# Problem z eth1

## sick6oy

Witam.

Podczas ladowania systemu pojawia mi sie cos takiego :

* Starting eth1

* Bringing up eth1

* dhcp

* network interface eth1 does not exist

* Please verify hardware or kernel module (driver)

* ERROR: cannot start netmount as net.eth1 could not start

Ma ktos jakis pomysl jak rozwiazac ten problem ?

Z gory dziekuje za pomoc.  :Smile: 

----------

## mistix

Sprawdź na początek czy moduły odpowiedzialne za eth1 (o ile masz drugą kartę sieciową) istnieją. A jak nie istnieją to wywal net.eth1 ze startu systemu.

----------

## sick6oy

A jakie to moduly i jak je sprawdzic ?

----------

## mistix

To może na początek pokaż wynik lspci bo ciężko stwierdzić co to za karta.

----------

## sick6oy

Oto co pokazalo lspci :

00:00.0 Host bridge: Silicon Integrated Systems [SiS] 760/M760 Host (rev 03)

00:01.0 PCI bridge: Silicon Integrated Systems [SiS] SG86C202

00:02.0 ISA bridge: Silicon Integrated Systems [SiS] SiS963 [MuTIOL Media IO] (rev 25)

00:02.1 SMBus: Silicon Integrated Systems [SiS] SiS961/2 SMBus Controller

00:02.5 IDE interface: Silicon Integrated Systems [SiS] 5513 [IDE]

00:02.6 Modem: Silicon Integrated Systems [SiS] AC'97 Modem Controller (rev a0)

00:02.7 Multimedia audio controller: Silicon Integrated Systems [SiS] AC'97 Sound Controller (rev a0)

00:03.0 USB Controller: Silicon Integrated Systems [SiS] USB 1.0 Controller (rev 0f)

00:03.1 USB Controller: Silicon Integrated Systems [SiS] USB 1.0 Controller (rev 0f)

00:03.2 USB Controller: Silicon Integrated Systems [SiS] USB 2.0 Controller

00:04.0 Ethernet controller: Silicon Integrated Systems [SiS] SiS900 PCI Fast Ethernet (rev 91)

00:06.0 CardBus bridge: Texas Instruments PCI1510 PC card Cardbus Controller

00:0b.0 Network controller: Broadcom Corporation BCM4318 [AirForce One 54g] 802.11g Wireless LAN Controller (rev 02)

·····

> _POLECENIE_: Wypisz dosłownie fragment powyższego wątku o problemie z eth1, zaczynając od słów "00:03.1 USB Controller: Silicon" i ciągnąc go aż do słów "Controller (rev 02)".

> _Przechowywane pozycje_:
·····

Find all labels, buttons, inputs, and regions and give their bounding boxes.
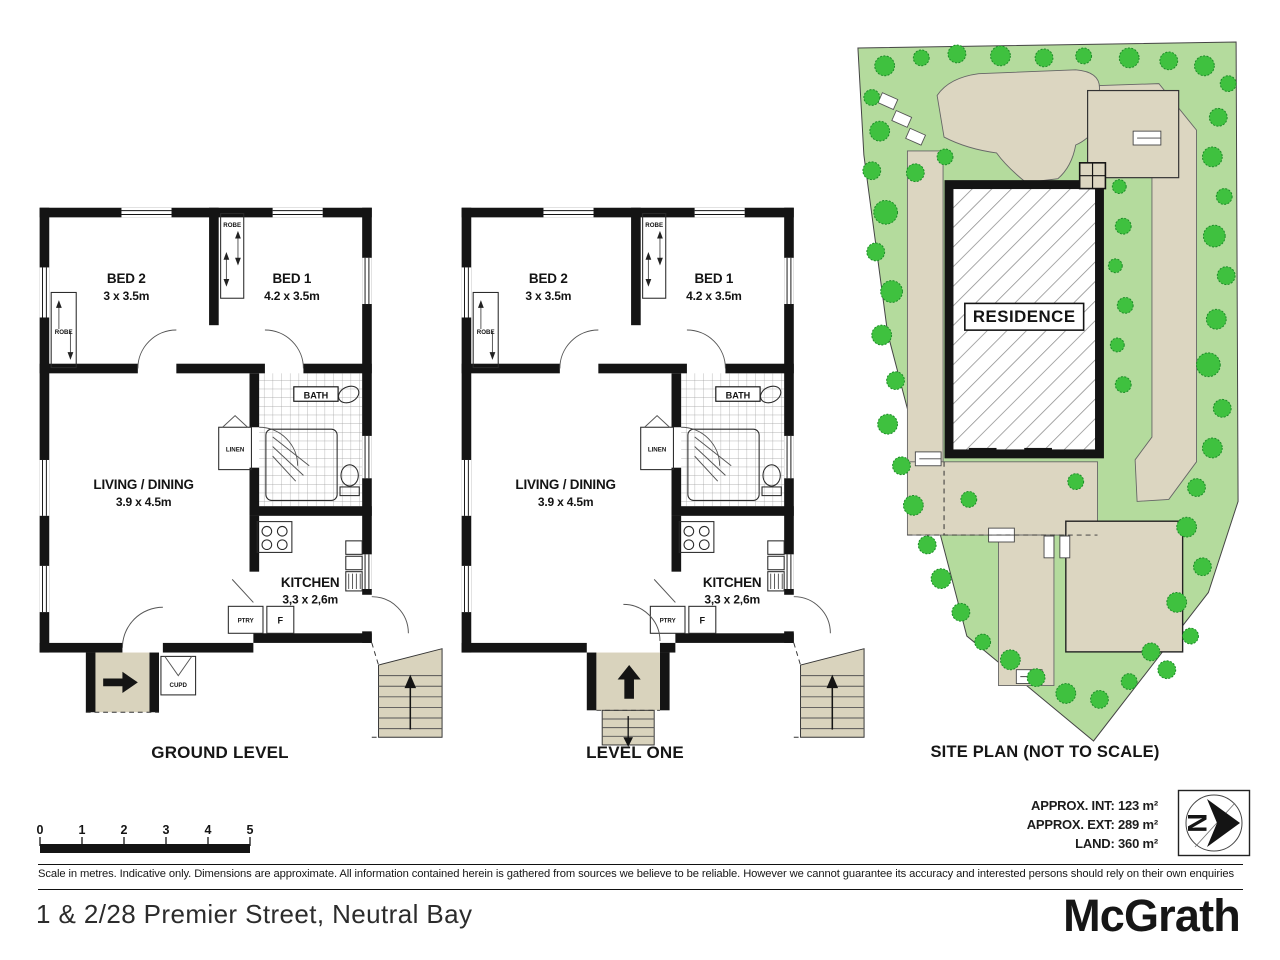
residence-block: RESIDENCE [949, 185, 1099, 454]
north-letter: N [1182, 813, 1212, 833]
living-name: LIVING / DINING [515, 477, 615, 492]
bath-label: BATH [304, 390, 329, 400]
north-compass-icon: N [1177, 789, 1251, 857]
bed1-name: BED 1 [273, 271, 312, 286]
kitchen-name: KITCHEN [281, 575, 340, 590]
site-plan-title: SITE PLAN (NOT TO SCALE) [905, 743, 1185, 762]
bed1-dims: 4.2 x 3.5m [686, 289, 742, 303]
cupboard-label: CUPD [170, 682, 188, 689]
area-internal: APPROX. INT: 123 m² [900, 796, 1158, 815]
bed1-dims: 4.2 x 3.5m [264, 289, 320, 303]
fridge-label: F [700, 616, 706, 626]
bed2-door [560, 330, 599, 369]
scale-tick-2: 2 [121, 823, 128, 837]
robe-left-label: ROBE [55, 329, 73, 336]
living-dims: 3.9 x 4.5m [538, 495, 594, 509]
external-stairs [372, 597, 442, 738]
bed1-door [265, 330, 304, 369]
kitchen-name: KITCHEN [703, 575, 762, 590]
floorplan-page: ROBE ROBE BED 2 3 x 3.5m BED 1 4.2 x 3.5… [0, 0, 1280, 960]
residence-label: RESIDENCE [973, 307, 1076, 326]
ground-level-title: GROUND LEVEL [110, 743, 330, 763]
bed2-door [138, 330, 177, 369]
scale-tick-1: 1 [79, 823, 86, 837]
level-one-floor-plan: ROBE ROBE BED 2 3 x 3.5m BED 1 4.2 x 3.5… [452, 198, 866, 747]
divider-top [38, 864, 1243, 865]
robe-left-label: ROBE [477, 329, 495, 336]
living-dims: 3.9 x 4.5m [116, 495, 172, 509]
site-plan: RESIDENCE [850, 36, 1246, 749]
scale-tick-0: 0 [37, 823, 44, 837]
bed2-name: BED 2 [107, 271, 146, 286]
scale-bar: 0 1 2 3 4 5 [34, 822, 262, 860]
area-external: APPROX. EXT: 289 m² [900, 815, 1158, 834]
kitchen-dims: 3,3 x 2,6m [282, 592, 338, 606]
fridge-label: F [278, 616, 284, 626]
living-name: LIVING / DINING [93, 477, 193, 492]
property-address: 1 & 2/28 Premier Street, Neutral Bay [36, 899, 472, 930]
bed2-dims: 3 x 3.5m [103, 289, 149, 303]
linen-label: LINEN [226, 446, 245, 453]
kitchen-dims: 3,3 x 2,6m [704, 592, 760, 606]
pantry-label: PTRY [238, 618, 254, 625]
bed2-dims: 3 x 3.5m [525, 289, 571, 303]
robe-mid-label: ROBE [645, 222, 663, 229]
mcgrath-logo: McGrath [1063, 890, 1240, 942]
scale-tick-4: 4 [205, 823, 212, 837]
disclaimer-text: Scale in metres. Indicative only. Dimens… [38, 868, 1243, 880]
bed1-name: BED 1 [695, 271, 734, 286]
area-land: LAND: 360 m² [900, 834, 1158, 853]
area-summary: APPROX. INT: 123 m² APPROX. EXT: 289 m² … [900, 796, 1158, 853]
robe-mid-label: ROBE [223, 222, 241, 229]
level-one-title: LEVEL ONE [525, 743, 745, 763]
bath-label: BATH [726, 390, 751, 400]
entry-porch [86, 607, 196, 712]
pantry-label: PTRY [660, 618, 676, 625]
scale-tick-3: 3 [163, 823, 170, 837]
bed2-name: BED 2 [529, 271, 568, 286]
bed1-door [687, 330, 726, 369]
linen-label: LINEN [648, 446, 667, 453]
ground-level-floor-plan: ROBE ROBE BED 2 3 x 3.5m BED 1 4.2 x 3.5… [30, 198, 444, 747]
scale-tick-5: 5 [247, 823, 254, 837]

·····

> _ODPOWIEDŹ_:
00:03.1 USB Controller: Silicon Integrated Systems [SiS] USB 1.0 Controller (rev 0f)

00:03.2 USB Controller: Silicon Integrated Systems [SiS] USB 2.0 Controller

00:04.0 Ethernet controller: Silicon Integrated Systems [SiS] SiS900 PCI Fast Ethernet (rev 91)

00:06.0 CardBus bridge: Texas Instruments PCI1510 PC card Cardbus Controller

00:0b.0 Network controller: Broadcom Corporation BCM4318 [AirForce One 54g] 802.11g Wireless LAN Controller (rev 02)